TASK BRIEF —
Where a line holds the word "הייתי", copy that line.

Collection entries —

* * * * * * * * *

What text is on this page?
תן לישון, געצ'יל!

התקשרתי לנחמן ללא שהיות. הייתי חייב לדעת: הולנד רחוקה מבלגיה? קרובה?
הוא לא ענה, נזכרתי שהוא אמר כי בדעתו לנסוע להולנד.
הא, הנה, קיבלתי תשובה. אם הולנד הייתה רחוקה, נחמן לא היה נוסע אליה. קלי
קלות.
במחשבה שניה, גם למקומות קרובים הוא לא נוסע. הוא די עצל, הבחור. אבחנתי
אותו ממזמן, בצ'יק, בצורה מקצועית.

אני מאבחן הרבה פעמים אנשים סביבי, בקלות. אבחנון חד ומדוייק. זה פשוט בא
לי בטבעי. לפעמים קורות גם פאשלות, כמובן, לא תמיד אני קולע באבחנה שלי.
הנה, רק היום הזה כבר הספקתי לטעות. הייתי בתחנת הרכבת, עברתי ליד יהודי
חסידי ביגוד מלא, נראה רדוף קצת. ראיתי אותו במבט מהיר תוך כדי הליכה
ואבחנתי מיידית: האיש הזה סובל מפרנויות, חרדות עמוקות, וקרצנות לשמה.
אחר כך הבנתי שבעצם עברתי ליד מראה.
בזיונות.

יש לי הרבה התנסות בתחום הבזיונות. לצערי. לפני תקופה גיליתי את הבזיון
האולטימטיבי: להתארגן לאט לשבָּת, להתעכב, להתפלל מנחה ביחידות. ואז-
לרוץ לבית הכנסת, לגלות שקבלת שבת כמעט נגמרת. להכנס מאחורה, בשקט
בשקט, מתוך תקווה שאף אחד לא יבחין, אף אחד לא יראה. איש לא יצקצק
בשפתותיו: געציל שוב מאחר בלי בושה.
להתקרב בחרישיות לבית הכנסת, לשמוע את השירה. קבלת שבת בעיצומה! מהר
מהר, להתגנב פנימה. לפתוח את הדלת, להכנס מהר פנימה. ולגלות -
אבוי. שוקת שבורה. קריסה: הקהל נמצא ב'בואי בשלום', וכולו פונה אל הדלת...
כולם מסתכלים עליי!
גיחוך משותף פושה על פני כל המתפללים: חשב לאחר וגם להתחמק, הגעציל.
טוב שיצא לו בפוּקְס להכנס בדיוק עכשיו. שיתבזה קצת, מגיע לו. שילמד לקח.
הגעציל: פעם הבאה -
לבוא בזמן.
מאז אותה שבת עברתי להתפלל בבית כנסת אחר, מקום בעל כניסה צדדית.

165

* * * * * * * * *

FINISHED EXERCISE —
התקשרתי לנחמן ללא שהיות. הייתי חייב לדעת: הולנד רחוקה מבלגיה? קרובה?
הנה, רק היום הזה כבר הספקתי לטעות. הייתי בתחנת הרכבת, עברתי ליד יהודי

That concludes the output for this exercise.